Count the lines in the data below where the string "vector" occurs, please, and give the number alone.
════════
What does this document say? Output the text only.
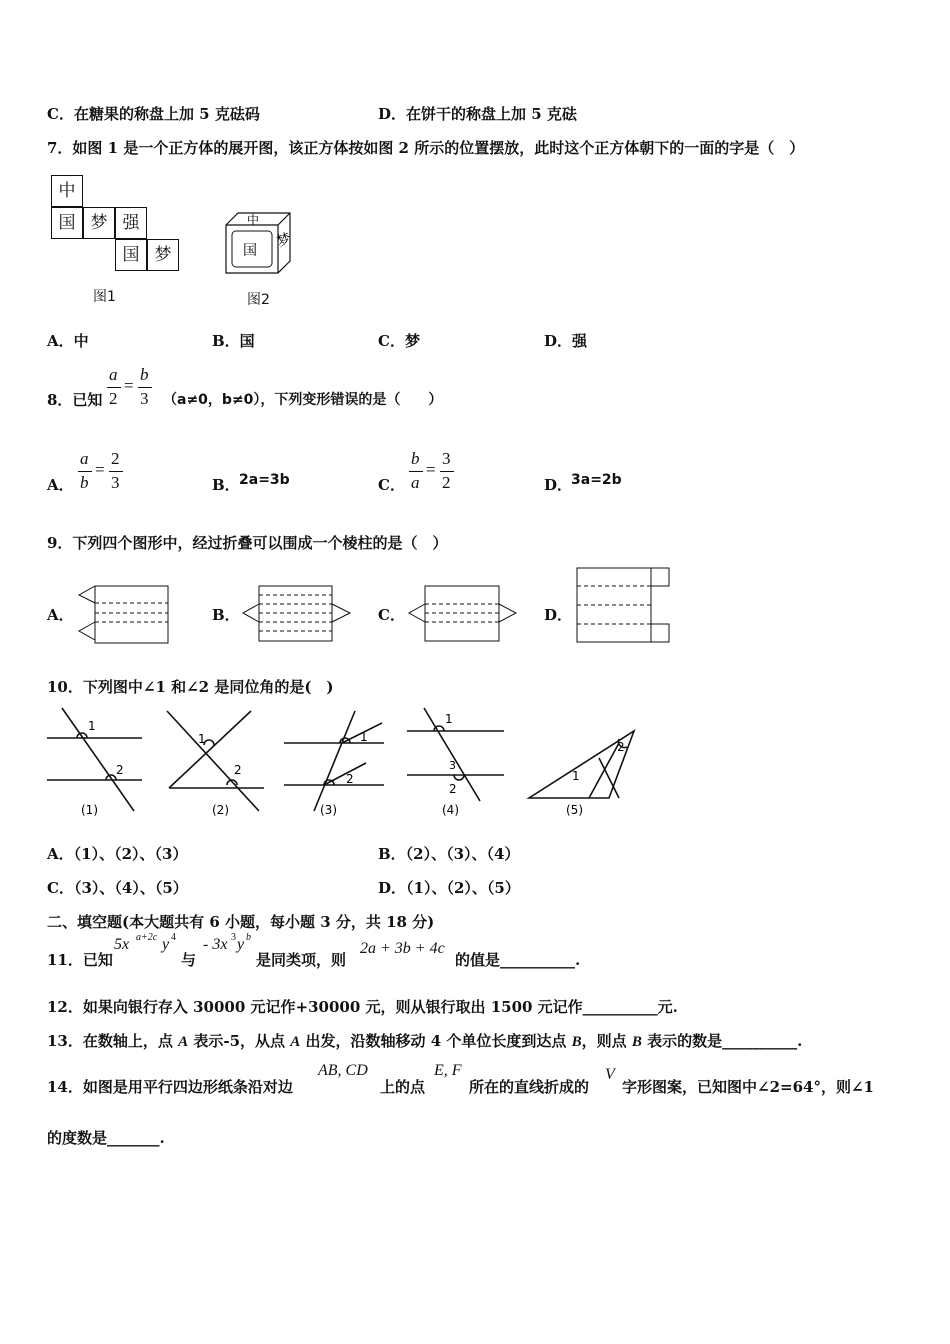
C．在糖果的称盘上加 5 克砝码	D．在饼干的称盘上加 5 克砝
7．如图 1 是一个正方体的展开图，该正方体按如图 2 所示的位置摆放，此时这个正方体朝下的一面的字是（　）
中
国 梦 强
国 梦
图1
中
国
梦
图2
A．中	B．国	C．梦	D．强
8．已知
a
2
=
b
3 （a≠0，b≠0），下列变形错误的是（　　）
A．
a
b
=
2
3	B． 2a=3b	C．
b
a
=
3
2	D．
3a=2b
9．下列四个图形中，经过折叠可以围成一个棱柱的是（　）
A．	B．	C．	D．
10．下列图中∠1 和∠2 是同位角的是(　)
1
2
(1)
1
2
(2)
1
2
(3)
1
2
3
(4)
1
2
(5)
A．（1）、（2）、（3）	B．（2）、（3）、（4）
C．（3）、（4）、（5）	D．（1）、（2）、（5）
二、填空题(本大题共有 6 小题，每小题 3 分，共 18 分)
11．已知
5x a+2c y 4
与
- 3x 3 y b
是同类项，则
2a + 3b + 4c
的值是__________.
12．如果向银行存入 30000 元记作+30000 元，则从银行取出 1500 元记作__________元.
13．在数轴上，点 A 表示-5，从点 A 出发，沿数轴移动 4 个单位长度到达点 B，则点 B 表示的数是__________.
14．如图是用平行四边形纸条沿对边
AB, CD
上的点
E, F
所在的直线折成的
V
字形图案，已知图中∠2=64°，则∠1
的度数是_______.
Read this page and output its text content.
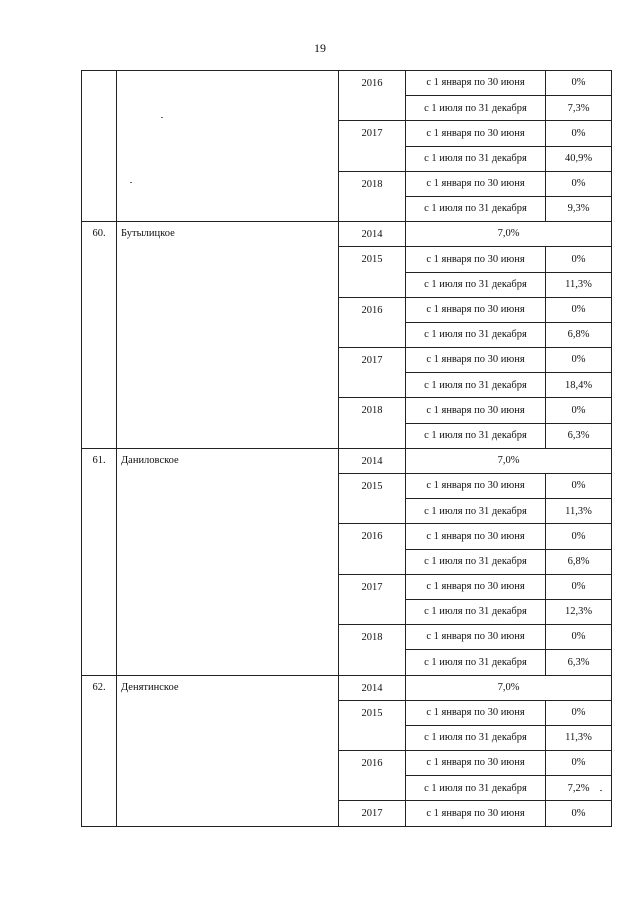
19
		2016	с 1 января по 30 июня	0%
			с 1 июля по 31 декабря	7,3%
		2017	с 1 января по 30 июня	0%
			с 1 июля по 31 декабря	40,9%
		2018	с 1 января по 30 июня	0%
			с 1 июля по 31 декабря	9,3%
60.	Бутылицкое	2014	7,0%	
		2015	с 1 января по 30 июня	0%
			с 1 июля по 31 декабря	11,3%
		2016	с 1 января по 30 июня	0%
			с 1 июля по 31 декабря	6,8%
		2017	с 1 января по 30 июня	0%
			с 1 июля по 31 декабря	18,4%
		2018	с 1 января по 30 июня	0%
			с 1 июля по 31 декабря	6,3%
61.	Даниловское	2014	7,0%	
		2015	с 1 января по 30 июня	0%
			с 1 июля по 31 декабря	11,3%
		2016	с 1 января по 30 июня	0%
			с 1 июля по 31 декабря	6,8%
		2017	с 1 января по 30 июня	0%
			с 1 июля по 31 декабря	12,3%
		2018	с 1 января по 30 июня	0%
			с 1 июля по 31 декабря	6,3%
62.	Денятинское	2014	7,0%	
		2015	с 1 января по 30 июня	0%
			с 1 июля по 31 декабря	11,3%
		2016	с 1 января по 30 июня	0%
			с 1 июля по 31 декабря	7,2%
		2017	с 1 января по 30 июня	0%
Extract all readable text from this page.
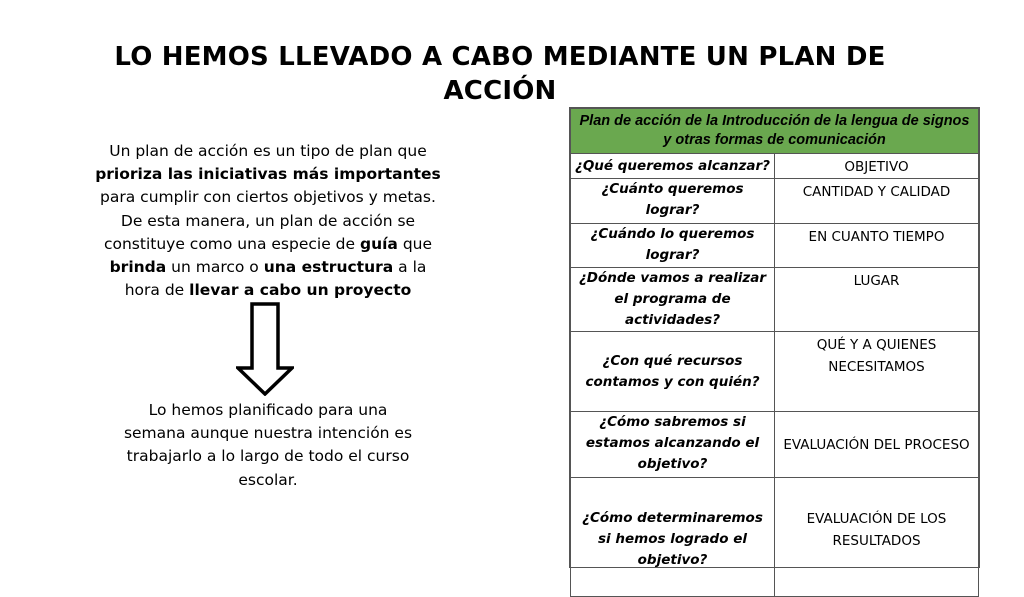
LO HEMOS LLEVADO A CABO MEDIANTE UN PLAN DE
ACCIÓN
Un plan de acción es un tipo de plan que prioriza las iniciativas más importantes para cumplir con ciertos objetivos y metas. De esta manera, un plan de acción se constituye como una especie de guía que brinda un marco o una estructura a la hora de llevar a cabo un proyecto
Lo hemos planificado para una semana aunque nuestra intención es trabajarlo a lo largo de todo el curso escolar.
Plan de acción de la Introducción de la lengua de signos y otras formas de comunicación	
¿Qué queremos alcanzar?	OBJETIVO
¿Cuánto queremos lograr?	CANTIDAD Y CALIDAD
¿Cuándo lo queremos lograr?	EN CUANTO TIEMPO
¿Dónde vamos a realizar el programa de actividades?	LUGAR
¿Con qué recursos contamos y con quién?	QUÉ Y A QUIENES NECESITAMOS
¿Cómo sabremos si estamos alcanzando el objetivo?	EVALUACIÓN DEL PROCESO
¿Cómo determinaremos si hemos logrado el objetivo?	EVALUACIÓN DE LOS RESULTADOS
════════
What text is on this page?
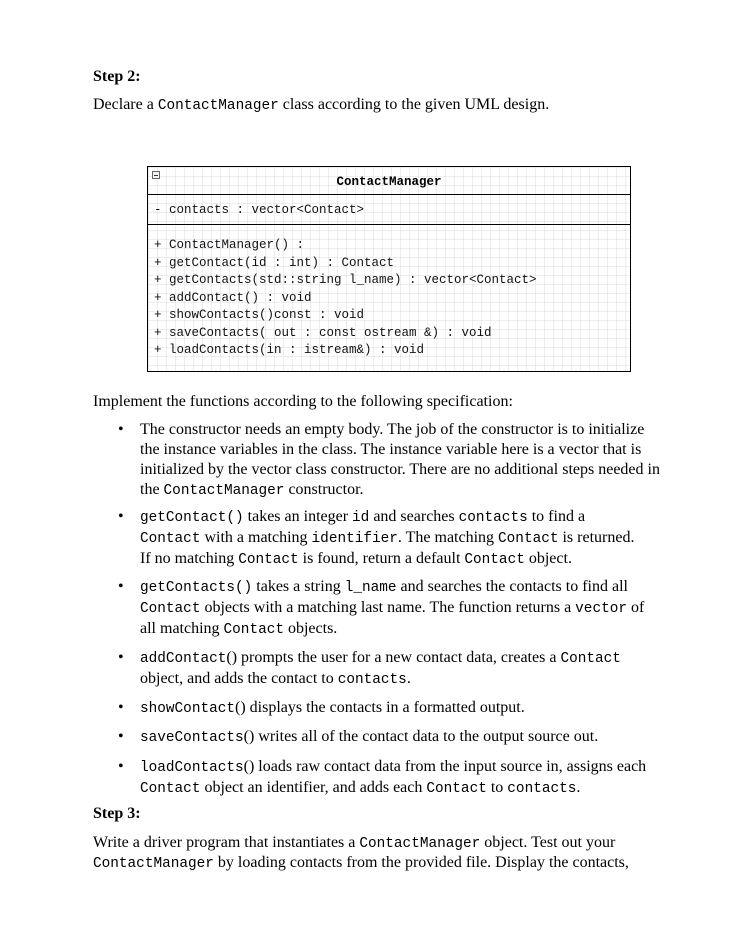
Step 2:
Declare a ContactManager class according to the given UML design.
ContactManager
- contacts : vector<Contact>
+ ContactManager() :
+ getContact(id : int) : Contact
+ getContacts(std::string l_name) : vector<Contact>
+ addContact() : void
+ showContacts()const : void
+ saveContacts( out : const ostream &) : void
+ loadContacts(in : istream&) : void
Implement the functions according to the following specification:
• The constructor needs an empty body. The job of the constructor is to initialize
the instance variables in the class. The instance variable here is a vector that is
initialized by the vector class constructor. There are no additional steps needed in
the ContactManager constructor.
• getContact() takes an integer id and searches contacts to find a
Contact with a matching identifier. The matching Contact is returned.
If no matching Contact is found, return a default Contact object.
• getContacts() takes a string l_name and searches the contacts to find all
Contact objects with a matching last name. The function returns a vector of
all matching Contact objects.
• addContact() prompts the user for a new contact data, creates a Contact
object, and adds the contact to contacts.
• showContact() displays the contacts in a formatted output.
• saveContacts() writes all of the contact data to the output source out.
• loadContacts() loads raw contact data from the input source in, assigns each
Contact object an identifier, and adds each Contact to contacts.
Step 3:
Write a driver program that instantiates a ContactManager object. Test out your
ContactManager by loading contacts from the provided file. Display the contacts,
════════
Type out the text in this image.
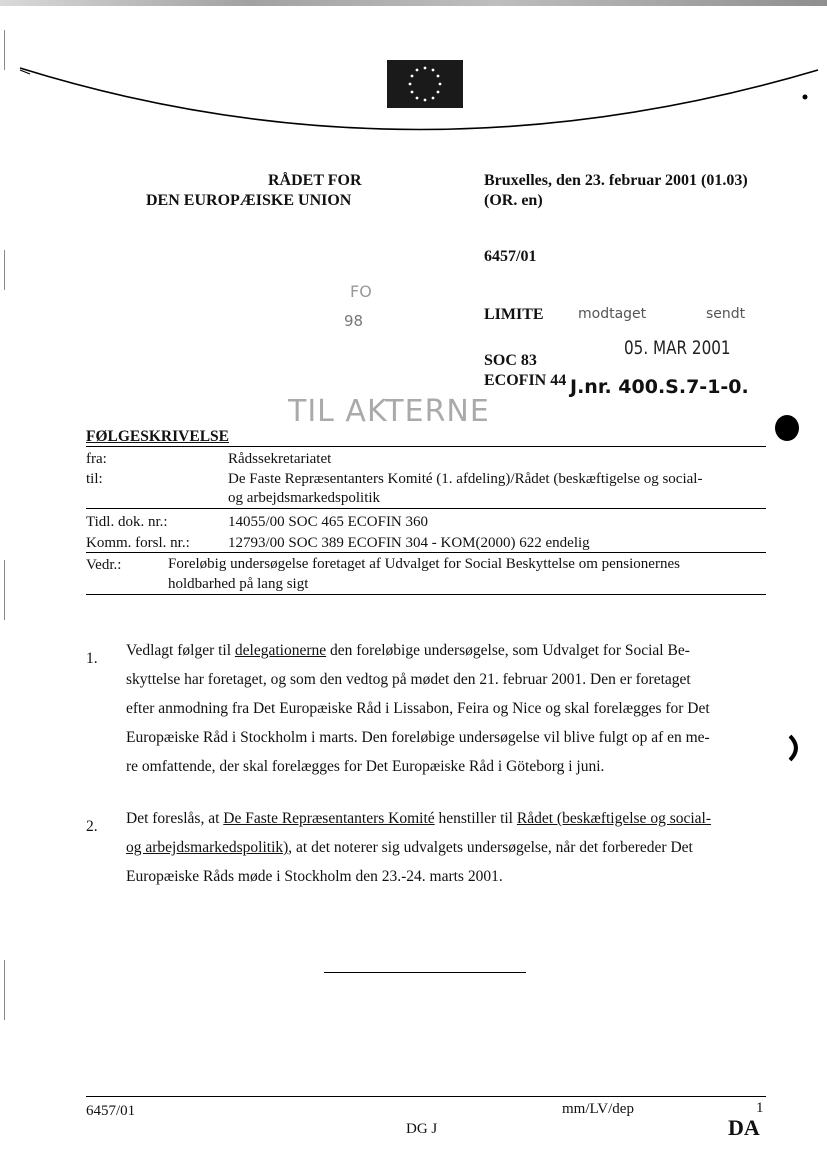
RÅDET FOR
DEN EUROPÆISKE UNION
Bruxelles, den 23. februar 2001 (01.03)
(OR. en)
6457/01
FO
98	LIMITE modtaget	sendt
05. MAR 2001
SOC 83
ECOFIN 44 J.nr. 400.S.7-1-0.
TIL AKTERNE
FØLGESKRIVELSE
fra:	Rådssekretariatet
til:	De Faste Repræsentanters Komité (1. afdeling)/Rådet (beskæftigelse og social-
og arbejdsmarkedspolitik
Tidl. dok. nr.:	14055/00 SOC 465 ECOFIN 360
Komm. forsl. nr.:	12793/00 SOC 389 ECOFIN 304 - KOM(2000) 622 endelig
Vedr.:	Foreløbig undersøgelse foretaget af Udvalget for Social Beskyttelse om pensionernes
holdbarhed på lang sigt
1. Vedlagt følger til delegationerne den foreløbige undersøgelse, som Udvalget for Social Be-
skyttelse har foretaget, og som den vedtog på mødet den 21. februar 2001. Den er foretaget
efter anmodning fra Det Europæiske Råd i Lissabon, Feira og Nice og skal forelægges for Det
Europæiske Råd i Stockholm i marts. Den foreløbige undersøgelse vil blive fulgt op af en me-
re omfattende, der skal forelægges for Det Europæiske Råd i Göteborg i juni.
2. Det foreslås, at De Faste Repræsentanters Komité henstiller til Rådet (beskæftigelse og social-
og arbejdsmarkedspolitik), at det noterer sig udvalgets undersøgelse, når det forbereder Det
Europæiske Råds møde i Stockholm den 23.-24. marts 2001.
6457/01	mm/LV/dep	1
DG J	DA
════════
§ Expected answer:
5